Keeping every line intact, print the records that follow.

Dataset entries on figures
——
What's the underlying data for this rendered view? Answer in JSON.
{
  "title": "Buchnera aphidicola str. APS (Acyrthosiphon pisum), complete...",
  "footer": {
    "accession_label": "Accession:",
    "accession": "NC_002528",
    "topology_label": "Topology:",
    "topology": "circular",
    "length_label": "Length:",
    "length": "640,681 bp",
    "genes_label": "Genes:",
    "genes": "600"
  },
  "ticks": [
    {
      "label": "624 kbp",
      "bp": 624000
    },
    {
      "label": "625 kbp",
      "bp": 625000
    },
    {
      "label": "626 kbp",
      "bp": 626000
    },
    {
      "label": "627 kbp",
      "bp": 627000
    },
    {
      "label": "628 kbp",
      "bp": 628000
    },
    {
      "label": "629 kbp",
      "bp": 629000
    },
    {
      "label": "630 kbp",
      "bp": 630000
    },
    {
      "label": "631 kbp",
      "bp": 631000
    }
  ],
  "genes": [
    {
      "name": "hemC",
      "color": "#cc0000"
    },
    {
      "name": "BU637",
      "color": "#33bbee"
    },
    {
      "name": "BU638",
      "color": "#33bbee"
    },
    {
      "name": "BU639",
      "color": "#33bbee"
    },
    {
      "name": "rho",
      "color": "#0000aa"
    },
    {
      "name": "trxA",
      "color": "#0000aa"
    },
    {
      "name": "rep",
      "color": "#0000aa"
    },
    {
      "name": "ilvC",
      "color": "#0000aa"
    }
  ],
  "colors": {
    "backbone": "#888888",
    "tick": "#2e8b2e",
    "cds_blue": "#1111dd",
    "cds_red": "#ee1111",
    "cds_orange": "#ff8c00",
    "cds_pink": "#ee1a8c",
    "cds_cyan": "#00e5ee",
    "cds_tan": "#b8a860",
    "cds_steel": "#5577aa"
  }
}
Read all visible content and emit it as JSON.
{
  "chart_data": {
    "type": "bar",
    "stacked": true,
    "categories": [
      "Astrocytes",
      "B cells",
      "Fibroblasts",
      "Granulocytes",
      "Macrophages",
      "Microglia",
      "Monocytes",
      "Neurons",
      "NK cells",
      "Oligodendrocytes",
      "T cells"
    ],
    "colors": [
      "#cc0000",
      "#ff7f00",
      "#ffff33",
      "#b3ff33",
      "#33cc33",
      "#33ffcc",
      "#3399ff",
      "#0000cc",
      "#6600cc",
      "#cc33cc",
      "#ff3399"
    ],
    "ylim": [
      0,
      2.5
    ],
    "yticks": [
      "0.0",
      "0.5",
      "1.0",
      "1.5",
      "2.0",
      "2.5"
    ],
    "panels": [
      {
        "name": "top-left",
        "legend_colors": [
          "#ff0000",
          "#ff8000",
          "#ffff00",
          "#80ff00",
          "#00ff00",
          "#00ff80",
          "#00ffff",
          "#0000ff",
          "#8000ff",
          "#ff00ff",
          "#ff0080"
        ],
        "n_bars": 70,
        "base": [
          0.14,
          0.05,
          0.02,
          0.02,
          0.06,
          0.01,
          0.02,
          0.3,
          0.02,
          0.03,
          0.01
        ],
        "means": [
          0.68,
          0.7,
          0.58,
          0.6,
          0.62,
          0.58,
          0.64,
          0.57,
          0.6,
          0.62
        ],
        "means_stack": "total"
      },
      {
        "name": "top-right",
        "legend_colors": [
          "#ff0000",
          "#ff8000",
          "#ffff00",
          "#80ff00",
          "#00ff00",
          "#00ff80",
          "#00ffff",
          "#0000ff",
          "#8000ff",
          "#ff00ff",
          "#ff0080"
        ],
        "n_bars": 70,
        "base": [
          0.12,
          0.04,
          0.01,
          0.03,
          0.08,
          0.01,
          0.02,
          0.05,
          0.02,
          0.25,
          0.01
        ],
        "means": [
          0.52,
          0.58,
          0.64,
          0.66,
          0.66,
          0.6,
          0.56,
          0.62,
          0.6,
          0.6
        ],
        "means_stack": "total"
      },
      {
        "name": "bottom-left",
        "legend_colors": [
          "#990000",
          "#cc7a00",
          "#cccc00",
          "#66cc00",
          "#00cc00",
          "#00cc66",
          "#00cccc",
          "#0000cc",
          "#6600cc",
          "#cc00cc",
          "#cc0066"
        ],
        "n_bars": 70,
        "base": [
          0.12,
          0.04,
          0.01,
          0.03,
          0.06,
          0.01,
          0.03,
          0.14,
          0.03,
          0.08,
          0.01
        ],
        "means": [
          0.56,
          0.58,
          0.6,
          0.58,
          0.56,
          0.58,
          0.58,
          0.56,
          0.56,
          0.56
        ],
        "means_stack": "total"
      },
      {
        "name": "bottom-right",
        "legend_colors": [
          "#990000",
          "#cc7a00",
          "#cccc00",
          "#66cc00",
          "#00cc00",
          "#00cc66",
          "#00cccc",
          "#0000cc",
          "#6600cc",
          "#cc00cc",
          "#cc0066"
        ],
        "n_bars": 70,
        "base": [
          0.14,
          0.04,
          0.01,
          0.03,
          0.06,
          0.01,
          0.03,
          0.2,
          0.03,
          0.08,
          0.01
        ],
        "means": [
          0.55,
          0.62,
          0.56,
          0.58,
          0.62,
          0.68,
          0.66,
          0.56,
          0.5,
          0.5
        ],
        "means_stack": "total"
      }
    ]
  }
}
——
_Solution to this exercise:_
What's the underlying data for this rendered view? Answer in JSON.
{
  "title": "Buchnera aphidicola str. APS (Acyrthosiphon pisum), complete...",
  "footer": {
    "accession_label": "Accession:",
    "accession": "NC_002528",
    "topology_label": "Topology:",
    "topology": "circular",
    "length_label": "Length:",
    "length": "640,681 bp",
    "genes_label": "Genes:",
    "genes": "600"
  },
  "ticks": [
    {
      "label": "624 kbp",
      "bp": 624000
    },
    {
      "label": "625 kbp",
      "bp": 625000
    },
    {
      "label": "626 kbp",
      "bp": 626000
    },
    {
      "label": "627 kbp",
      "bp": 627000
    },
    {
      "label": "628 kbp",
      "bp": 628000
    },
    {
      "label": "629 kbp",
      "bp": 629000
    },
    {
      "label": "630 kbp",
      "bp": 630000
    },
    {
      "label": "631 kbp",
      "bp": 631000
    }
  ],
  "genes": [
    {
      "name": "hemC",
      "color": "#cc0000"
    },
    {
      "name": "BU637",
      "color": "#33bbee"
    },
    {
      "name": "BU638",
      "color": "#33bbee"
    },
    {
      "name": "BU639",
      "color": "#33bbee"
    },
    {
      "name": "rho",
      "color": "#0000aa"
    },
    {
      "name": "trxA",
      "color": "#0000aa"
    },
    {
      "name": "rep",
      "color": "#0000aa"
    },
    {
      "name": "ilvC",
      "color": "#0000aa"
    }
  ],
  "colors": {
    "backbone": "#888888",
    "tick": "#2e8b2e",
    "cds_blue": "#1111dd",
    "cds_red": "#ee1111",
    "cds_orange": "#ff8c00",
    "cds_pink": "#ee1a8c",
    "cds_cyan": "#00e5ee",
    "cds_tan": "#b8a860",
    "cds_steel": "#5577aa"
  }
}
Read all visible content and emit it as JSON.
{
  "chart_data": {
    "type": "bar",
    "stacked": true,
    "categories": [
      "Astrocytes",
      "B cells",
      "Fibroblasts",
      "Granulocytes",
      "Macrophages",
      "Microglia",
      "Monocytes",
      "Neurons",
      "NK cells",
      "Oligodendrocytes",
      "T cells"
    ],
    "colors": [
      "#cc0000",
      "#ff7f00",
      "#ffff33",
      "#b3ff33",
      "#33cc33",
      "#33ffcc",
      "#3399ff",
      "#0000cc",
      "#6600cc",
      "#cc33cc",
      "#ff3399"
    ],
    "ylim": [
      0,
      2.5
    ],
    "yticks": [
      "0.0",
      "0.5",
      "1.0",
      "1.5",
      "2.0",
      "2.5"
    ],
    "panels": [
      {
        "name": "top-left",
        "legend_colors": [
          "#ff0000",
          "#ff8000",
          "#ffff00",
          "#80ff00",
          "#00ff00",
          "#00ff80",
          "#00ffff",
          "#0000ff",
          "#8000ff",
          "#ff00ff",
          "#ff0080"
        ],
        "n_bars": 70,
        "base": [
          0.14,
          0.05,
          0.02,
          0.02,
          0.06,
          0.01,
          0.02,
          0.3,
          0.02,
          0.03,
          0.01
        ],
        "means": [
          0.68,
          0.7,
          0.58,
          0.6,
          0.62,
          0.58,
          0.64,
          0.57,
          0.6,
          0.62
        ],
        "means_stack": "total"
      },
      {
        "name": "top-right",
        "legend_colors": [
          "#ff0000",
          "#ff8000",
          "#ffff00",
          "#80ff00",
          "#00ff00",
          "#00ff80",
          "#00ffff",
          "#0000ff",
          "#8000ff",
          "#ff00ff",
          "#ff0080"
        ],
        "n_bars": 70,
        "base": [
          0.12,
          0.04,
          0.01,
          0.03,
          0.08,
          0.01,
          0.02,
          0.05,
          0.02,
          0.25,
          0.01
        ],
        "means": [
          0.52,
          0.58,
          0.64,
          0.66,
          0.66,
          0.6,
          0.56,
          0.62,
          0.6,
          0.6
        ],
        "means_stack": "total"
      },
      {
        "name": "bottom-left",
        "legend_colors": [
          "#990000",
          "#cc7a00",
          "#cccc00",
          "#66cc00",
          "#00cc00",
          "#00cc66",
          "#00cccc",
          "#0000cc",
          "#6600cc",
          "#cc00cc",
          "#cc0066"
        ],
        "n_bars": 70,
        "base": [
          0.12,
          0.04,
          0.01,
          0.03,
          0.06,
          0.01,
          0.03,
          0.14,
          0.03,
          0.08,
          0.01
        ],
        "means": [
          0.56,
          0.58,
          0.6,
          0.58,
          0.56,
          0.58,
          0.58,
          0.56,
          0.56,
          0.56
        ],
        "means_stack": "total"
      },
      {
        "name": "bottom-right",
        "legend_colors": [
          "#990000",
          "#cc7a00",
          "#cccc00",
          "#66cc00",
          "#00cc00",
          "#00cc66",
          "#00cccc",
          "#0000cc",
          "#6600cc",
          "#cc00cc",
          "#cc0066"
        ],
        "n_bars": 70,
        "base": [
          0.14,
          0.04,
          0.01,
          0.03,
          0.06,
          0.01,
          0.03,
          0.2,
          0.03,
          0.08,
          0.01
        ],
        "means": [
          0.55,
          0.62,
          0.56,
          0.58,
          0.62,
          0.68,
          0.66,
          0.56,
          0.5,
          0.5
        ],
        "means_stack": "total"
      }
    ]
  }
}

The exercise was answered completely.